▶ WHAT IS ASKED
Please find all lines in the data that hold the string "IOANNINA" and copy them.

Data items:

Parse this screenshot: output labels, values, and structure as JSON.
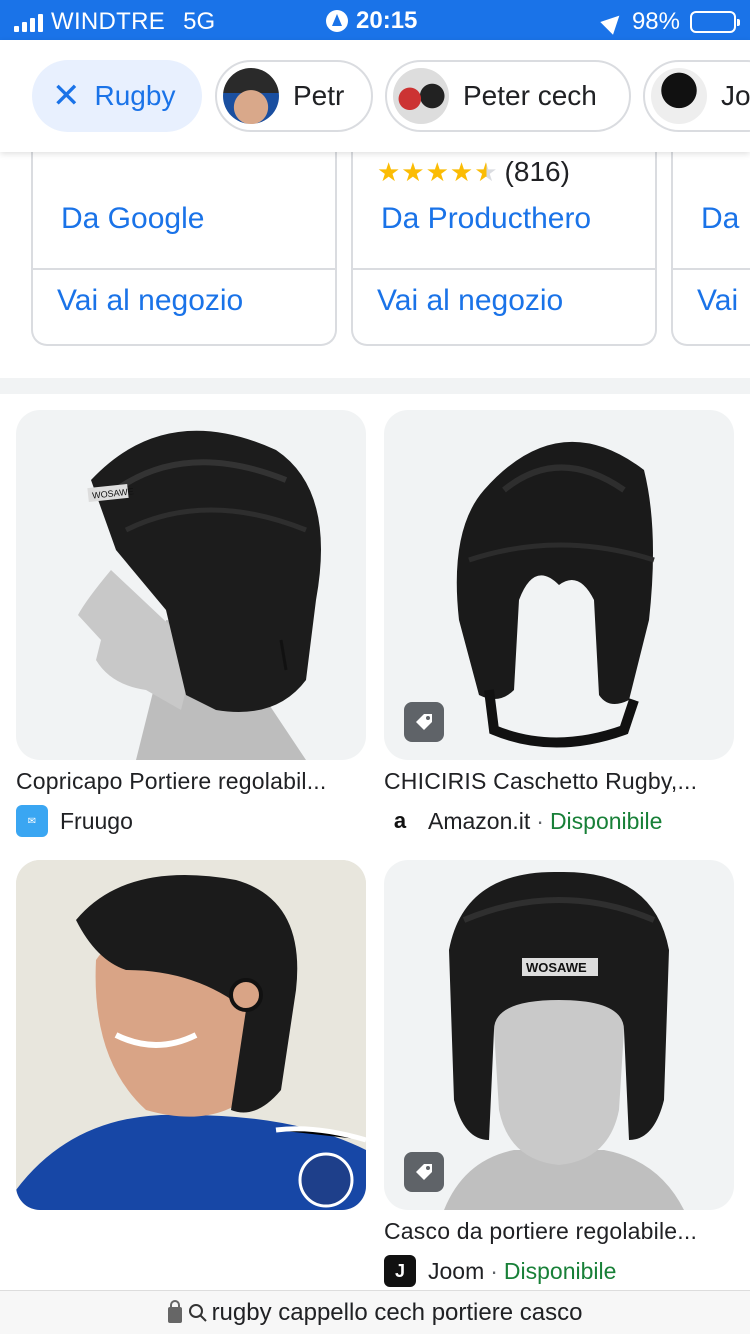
{
  "status_bar": {
    "carrier": "WINDTRE",
    "network": "5G",
    "time": "20:15",
    "battery": "98%"
  },
  "chips": [
    {
      "label": "Rugby",
      "active": true,
      "icon": "close-icon"
    },
    {
      "label": "Petr",
      "active": false
    },
    {
      "label": "Peter cech",
      "active": false
    },
    {
      "label": "Jo",
      "active": false
    }
  ],
  "shopping_cards": [
    {
      "rating": "",
      "reviews": "",
      "from": "Da Google",
      "shop_link": "Vai al negozio"
    },
    {
      "rating": 4.5,
      "reviews": "(816)",
      "from": "Da Producthero",
      "shop_link": "Vai al negozio"
    },
    {
      "rating": "",
      "reviews": "",
      "from": "Da",
      "shop_link": "Vai"
    }
  ],
  "products": [
    {
      "title": "Copricapo Portiere regolabil...",
      "seller": "Fruugo",
      "availability": "",
      "tag_icon": false
    },
    {
      "title": "CHICIRIS Caschetto Rugby,...",
      "seller": "Amazon.it",
      "availability": "Disponibile",
      "tag_icon": true
    },
    {
      "title": "",
      "seller": "",
      "availability": "",
      "tag_icon": false
    },
    {
      "title": "Casco da portiere regolabile...",
      "seller": "Joom",
      "availability": "Disponibile",
      "tag_icon": true
    }
  ],
  "helmet_brand_text": "WOSAWE",
  "url_bar": {
    "text": "rugby cappello cech portiere casco"
  },
  "colors": {
    "accent": "#1a73e8",
    "available": "#188038",
    "star": "#fbbc04"
  }
}
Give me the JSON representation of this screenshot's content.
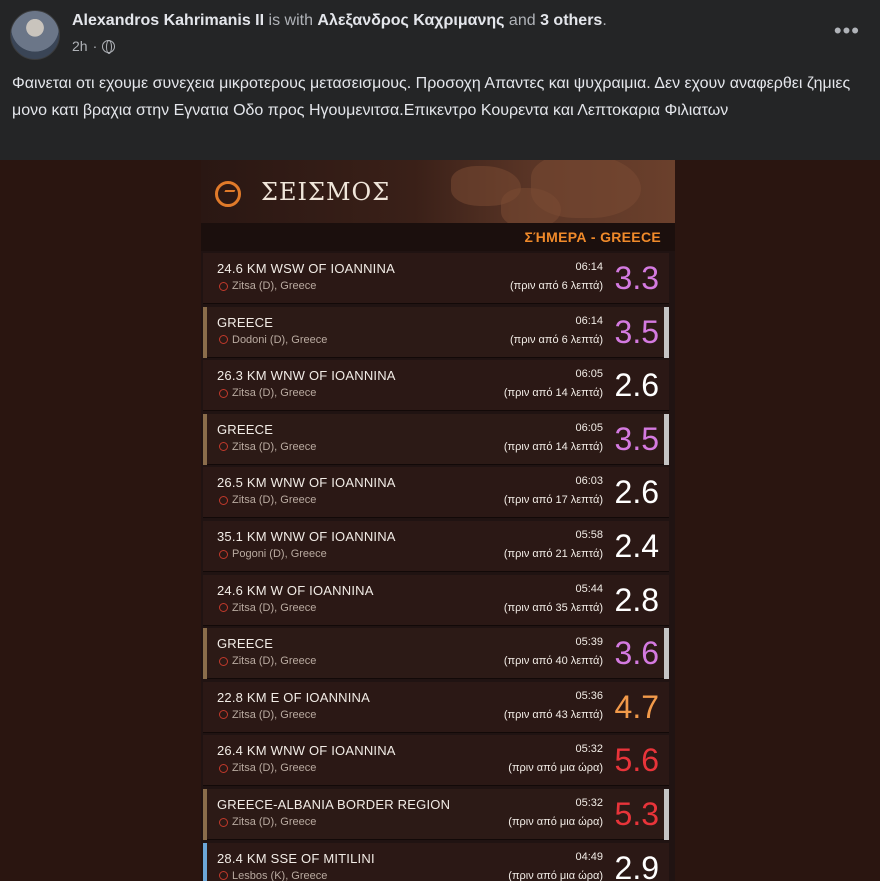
{
  "post": {
    "author": "Alexandros Kahrimanis II",
    "with_text": "is with",
    "tagged": "Αλεξανδρος Καχριμανης",
    "and_text": "and",
    "others": "3 others",
    "time": "2h",
    "dot": "·",
    "more": "•••",
    "text": "Φαινεται οτι εχουμε συνεχεια μικροτερους μετασεισμους. Προσοχη Απαντες και ψυχραιμια. Δεν εχουν αναφερθει ζημιες μονο κατι βραχια στην Εγνατια Οδο προς Ηγουμενιτσα.Επικεντρο Κουρεντα και Λεπτοκαρια Φιλιατων"
  },
  "app": {
    "title": "ΣΕΙΣΜΟΣ",
    "section": "ΣΉΜΕΡΑ - GREECE",
    "accent": "#f08a2a"
  },
  "colors": {
    "purple": "#d47ae0",
    "white": "#ffffff",
    "orange": "#f29a4a",
    "red": "#e8343a"
  },
  "quakes": [
    {
      "place": "24.6 KM WSW OF IOANNINA",
      "area": "Zitsa (D), Greece",
      "time": "06:14",
      "ago": "(πριν από 6 λεπτά)",
      "mag": "3.3",
      "color": "purple",
      "hl": false,
      "bar": "none"
    },
    {
      "place": "GREECE",
      "area": "Dodoni (D), Greece",
      "time": "06:14",
      "ago": "(πριν από 6 λεπτά)",
      "mag": "3.5",
      "color": "purple",
      "hl": true,
      "bar": "tan"
    },
    {
      "place": "26.3 KM WNW OF IOANNINA",
      "area": "Zitsa (D), Greece",
      "time": "06:05",
      "ago": "(πριν από 14 λεπτά)",
      "mag": "2.6",
      "color": "white",
      "hl": false,
      "bar": "none"
    },
    {
      "place": "GREECE",
      "area": "Zitsa (D), Greece",
      "time": "06:05",
      "ago": "(πριν από 14 λεπτά)",
      "mag": "3.5",
      "color": "purple",
      "hl": true,
      "bar": "tan"
    },
    {
      "place": "26.5 KM WNW OF IOANNINA",
      "area": "Zitsa (D), Greece",
      "time": "06:03",
      "ago": "(πριν από 17 λεπτά)",
      "mag": "2.6",
      "color": "white",
      "hl": false,
      "bar": "none"
    },
    {
      "place": "35.1 KM WNW OF IOANNINA",
      "area": "Pogoni (D), Greece",
      "time": "05:58",
      "ago": "(πριν από 21 λεπτά)",
      "mag": "2.4",
      "color": "white",
      "hl": false,
      "bar": "none"
    },
    {
      "place": "24.6 KM W OF IOANNINA",
      "area": "Zitsa (D), Greece",
      "time": "05:44",
      "ago": "(πριν από 35 λεπτά)",
      "mag": "2.8",
      "color": "white",
      "hl": false,
      "bar": "none"
    },
    {
      "place": "GREECE",
      "area": "Zitsa (D), Greece",
      "time": "05:39",
      "ago": "(πριν από 40 λεπτά)",
      "mag": "3.6",
      "color": "purple",
      "hl": true,
      "bar": "tan"
    },
    {
      "place": "22.8 KM E OF IOANNINA",
      "area": "Zitsa (D), Greece",
      "time": "05:36",
      "ago": "(πριν από 43 λεπτά)",
      "mag": "4.7",
      "color": "orange",
      "hl": false,
      "bar": "none"
    },
    {
      "place": "26.4 KM WNW OF IOANNINA",
      "area": "Zitsa (D), Greece",
      "time": "05:32",
      "ago": "(πριν από μια ώρα)",
      "mag": "5.6",
      "color": "red",
      "hl": false,
      "bar": "none"
    },
    {
      "place": "GREECE-ALBANIA BORDER REGION",
      "area": "Zitsa (D), Greece",
      "time": "05:32",
      "ago": "(πριν από μια ώρα)",
      "mag": "5.3",
      "color": "red",
      "hl": true,
      "bar": "tan"
    },
    {
      "place": "28.4 KM SSE OF MITILINI",
      "area": "Lesbos (K), Greece",
      "time": "04:49",
      "ago": "(πριν από μια ώρα)",
      "mag": "2.9",
      "color": "white",
      "hl": false,
      "bar": "blue"
    }
  ]
}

▶ FINAL RESULT
      "place": "24.6 KM WSW OF IOANNINA",
      "place": "26.3 KM WNW OF IOANNINA",
      "place": "26.5 KM WNW OF IOANNINA",
      "place": "35.1 KM WNW OF IOANNINA",
      "place": "24.6 KM W OF IOANNINA",
      "place": "22.8 KM E OF IOANNINA",
      "place": "26.4 KM WNW OF IOANNINA",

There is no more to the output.